TO BE DONE
From the entries provided below, copy each line that contains the word "watermark".

start

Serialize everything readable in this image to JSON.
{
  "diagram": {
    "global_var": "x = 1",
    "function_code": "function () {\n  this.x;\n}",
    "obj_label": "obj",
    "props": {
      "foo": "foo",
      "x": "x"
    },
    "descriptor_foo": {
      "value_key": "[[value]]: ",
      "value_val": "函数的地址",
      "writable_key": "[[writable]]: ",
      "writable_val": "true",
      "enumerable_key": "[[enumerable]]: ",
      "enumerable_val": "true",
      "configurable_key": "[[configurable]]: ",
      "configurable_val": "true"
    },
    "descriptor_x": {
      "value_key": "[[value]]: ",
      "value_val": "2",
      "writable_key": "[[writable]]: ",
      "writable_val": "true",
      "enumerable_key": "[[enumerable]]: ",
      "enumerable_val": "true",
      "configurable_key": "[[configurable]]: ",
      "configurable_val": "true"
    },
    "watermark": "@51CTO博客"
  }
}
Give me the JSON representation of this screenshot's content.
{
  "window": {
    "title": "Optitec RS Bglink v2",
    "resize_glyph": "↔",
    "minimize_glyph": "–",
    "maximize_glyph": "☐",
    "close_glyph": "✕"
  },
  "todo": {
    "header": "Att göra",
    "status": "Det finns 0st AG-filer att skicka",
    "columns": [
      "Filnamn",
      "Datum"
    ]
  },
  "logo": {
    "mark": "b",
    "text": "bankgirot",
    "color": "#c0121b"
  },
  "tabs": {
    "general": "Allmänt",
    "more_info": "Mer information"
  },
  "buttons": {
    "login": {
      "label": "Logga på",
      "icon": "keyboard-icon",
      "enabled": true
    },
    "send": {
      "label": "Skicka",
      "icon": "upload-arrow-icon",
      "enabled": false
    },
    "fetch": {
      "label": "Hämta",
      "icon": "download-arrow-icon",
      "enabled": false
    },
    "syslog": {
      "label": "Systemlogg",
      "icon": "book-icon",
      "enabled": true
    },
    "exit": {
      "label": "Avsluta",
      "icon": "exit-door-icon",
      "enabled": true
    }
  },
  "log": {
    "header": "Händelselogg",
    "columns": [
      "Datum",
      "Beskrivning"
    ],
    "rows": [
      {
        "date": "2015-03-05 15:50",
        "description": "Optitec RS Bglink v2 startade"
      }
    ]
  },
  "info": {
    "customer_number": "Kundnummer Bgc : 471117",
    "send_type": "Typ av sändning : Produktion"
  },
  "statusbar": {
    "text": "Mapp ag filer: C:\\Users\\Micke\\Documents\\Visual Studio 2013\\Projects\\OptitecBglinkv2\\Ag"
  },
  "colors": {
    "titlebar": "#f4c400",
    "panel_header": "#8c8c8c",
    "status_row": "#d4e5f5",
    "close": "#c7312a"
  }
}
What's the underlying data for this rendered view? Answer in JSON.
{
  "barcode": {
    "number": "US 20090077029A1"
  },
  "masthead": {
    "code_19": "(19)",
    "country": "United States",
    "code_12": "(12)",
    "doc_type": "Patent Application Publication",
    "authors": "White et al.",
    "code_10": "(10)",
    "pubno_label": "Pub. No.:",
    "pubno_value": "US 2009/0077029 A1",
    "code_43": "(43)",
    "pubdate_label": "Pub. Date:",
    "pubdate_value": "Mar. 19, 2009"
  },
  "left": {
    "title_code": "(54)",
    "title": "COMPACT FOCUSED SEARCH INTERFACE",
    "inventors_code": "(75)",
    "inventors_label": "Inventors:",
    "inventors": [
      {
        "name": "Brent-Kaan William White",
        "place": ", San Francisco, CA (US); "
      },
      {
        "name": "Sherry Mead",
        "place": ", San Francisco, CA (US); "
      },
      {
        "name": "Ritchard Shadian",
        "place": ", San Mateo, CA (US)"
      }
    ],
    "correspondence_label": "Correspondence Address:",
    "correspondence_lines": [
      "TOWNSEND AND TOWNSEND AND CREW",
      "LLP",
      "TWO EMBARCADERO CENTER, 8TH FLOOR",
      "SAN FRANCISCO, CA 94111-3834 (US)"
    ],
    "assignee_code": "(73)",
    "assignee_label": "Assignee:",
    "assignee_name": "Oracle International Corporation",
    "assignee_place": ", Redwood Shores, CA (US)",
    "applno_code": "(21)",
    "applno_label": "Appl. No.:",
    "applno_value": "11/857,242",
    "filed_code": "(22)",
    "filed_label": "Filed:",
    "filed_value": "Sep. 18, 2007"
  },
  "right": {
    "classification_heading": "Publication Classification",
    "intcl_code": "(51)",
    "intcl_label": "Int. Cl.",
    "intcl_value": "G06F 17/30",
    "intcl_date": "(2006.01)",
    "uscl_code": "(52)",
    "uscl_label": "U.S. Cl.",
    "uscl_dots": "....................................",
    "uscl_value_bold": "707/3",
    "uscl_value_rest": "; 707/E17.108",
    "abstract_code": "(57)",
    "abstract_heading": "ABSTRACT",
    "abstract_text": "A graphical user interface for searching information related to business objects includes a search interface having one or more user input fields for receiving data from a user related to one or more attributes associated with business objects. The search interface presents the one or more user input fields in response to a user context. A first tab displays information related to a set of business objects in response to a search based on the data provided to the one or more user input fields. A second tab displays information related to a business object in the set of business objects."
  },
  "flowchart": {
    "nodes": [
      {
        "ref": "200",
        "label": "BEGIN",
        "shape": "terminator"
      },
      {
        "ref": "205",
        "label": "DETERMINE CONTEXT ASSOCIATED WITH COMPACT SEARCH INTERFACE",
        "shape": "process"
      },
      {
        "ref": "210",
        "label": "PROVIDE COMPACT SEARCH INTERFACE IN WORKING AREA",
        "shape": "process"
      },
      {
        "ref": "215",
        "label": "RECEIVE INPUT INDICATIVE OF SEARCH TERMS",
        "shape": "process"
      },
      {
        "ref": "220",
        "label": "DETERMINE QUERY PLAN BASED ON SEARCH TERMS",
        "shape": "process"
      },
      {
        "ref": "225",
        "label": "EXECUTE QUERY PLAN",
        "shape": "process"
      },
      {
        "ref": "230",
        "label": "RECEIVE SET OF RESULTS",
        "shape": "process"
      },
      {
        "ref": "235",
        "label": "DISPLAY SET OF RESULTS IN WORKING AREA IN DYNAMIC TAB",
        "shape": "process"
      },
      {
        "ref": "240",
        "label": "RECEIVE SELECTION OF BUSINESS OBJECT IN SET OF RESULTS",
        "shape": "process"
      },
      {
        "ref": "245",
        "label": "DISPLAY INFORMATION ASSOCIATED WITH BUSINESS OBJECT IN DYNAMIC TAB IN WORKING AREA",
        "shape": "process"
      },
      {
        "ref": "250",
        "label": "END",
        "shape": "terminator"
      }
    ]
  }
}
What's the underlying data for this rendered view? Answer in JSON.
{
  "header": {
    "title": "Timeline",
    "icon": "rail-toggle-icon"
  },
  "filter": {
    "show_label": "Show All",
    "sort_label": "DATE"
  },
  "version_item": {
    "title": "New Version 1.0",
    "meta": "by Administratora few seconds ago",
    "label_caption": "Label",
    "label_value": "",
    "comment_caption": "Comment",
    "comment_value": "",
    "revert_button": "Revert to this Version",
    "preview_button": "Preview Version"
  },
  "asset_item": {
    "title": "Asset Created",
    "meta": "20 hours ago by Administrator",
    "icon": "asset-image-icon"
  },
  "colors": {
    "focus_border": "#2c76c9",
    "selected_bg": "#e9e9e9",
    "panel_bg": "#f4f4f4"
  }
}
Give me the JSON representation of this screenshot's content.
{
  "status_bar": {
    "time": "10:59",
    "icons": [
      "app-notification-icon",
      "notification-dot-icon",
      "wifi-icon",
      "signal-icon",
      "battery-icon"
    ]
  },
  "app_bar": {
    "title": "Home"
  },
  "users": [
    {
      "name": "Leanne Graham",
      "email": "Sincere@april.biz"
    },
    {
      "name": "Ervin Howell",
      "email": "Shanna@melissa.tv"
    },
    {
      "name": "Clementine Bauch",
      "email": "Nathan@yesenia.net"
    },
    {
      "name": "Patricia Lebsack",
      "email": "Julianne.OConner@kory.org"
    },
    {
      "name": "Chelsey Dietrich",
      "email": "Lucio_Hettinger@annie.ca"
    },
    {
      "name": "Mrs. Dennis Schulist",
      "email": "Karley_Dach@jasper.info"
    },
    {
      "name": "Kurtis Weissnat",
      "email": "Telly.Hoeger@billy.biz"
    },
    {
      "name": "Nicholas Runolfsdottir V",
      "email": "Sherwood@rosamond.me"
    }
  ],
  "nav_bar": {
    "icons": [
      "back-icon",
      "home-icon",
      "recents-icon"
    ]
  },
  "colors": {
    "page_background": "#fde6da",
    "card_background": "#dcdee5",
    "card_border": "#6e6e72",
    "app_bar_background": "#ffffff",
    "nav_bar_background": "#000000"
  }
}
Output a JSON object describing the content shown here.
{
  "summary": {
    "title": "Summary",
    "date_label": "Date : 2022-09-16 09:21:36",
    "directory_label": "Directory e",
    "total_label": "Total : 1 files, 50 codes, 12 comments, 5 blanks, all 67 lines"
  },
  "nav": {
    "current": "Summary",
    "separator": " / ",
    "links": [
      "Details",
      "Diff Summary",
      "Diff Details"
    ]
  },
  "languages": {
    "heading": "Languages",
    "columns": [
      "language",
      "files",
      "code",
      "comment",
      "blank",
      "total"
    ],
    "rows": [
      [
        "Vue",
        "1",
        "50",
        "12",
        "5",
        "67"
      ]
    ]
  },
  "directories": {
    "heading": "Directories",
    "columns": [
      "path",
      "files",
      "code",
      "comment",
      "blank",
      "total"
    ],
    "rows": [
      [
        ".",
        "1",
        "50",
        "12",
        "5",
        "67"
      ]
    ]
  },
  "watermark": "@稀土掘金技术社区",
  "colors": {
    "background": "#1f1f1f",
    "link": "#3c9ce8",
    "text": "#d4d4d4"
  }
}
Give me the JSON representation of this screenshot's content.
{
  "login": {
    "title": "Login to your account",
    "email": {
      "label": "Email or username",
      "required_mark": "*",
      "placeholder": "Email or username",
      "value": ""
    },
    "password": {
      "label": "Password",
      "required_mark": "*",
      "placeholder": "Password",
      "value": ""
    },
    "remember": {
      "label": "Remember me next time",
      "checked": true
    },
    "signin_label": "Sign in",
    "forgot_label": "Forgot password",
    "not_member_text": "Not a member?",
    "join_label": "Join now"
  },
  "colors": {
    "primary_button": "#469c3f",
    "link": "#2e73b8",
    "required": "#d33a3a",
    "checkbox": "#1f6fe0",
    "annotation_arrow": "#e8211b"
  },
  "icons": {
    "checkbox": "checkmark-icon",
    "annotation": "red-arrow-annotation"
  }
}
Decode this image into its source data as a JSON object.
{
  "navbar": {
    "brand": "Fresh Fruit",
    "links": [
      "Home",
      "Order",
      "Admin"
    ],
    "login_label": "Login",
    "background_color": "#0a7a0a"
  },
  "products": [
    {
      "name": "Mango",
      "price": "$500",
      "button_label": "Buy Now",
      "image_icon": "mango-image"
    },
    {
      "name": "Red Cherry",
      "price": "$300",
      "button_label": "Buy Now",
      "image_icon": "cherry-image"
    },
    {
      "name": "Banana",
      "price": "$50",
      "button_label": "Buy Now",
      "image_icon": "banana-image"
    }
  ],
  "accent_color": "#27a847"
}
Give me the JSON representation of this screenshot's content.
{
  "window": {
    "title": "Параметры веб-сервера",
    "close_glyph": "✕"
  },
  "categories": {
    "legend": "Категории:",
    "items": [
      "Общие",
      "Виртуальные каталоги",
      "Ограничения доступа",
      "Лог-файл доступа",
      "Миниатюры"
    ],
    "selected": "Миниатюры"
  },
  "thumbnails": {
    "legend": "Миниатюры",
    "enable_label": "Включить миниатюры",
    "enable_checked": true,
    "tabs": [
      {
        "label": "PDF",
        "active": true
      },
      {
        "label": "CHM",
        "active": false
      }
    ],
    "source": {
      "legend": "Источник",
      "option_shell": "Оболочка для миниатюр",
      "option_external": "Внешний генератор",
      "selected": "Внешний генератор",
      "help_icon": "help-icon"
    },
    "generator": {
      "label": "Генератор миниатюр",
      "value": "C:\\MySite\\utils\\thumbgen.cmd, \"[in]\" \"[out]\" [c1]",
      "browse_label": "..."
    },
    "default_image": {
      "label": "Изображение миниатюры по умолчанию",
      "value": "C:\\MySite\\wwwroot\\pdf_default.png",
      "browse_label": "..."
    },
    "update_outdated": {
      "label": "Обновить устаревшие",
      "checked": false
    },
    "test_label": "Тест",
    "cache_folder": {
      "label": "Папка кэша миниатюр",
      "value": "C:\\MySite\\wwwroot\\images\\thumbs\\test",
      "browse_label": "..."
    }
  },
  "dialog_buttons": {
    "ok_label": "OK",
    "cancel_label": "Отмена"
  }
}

end

RIGHT ANSWER
    "watermark": "@51CTO博客"
  "watermark": "@稀土掘金技术社区",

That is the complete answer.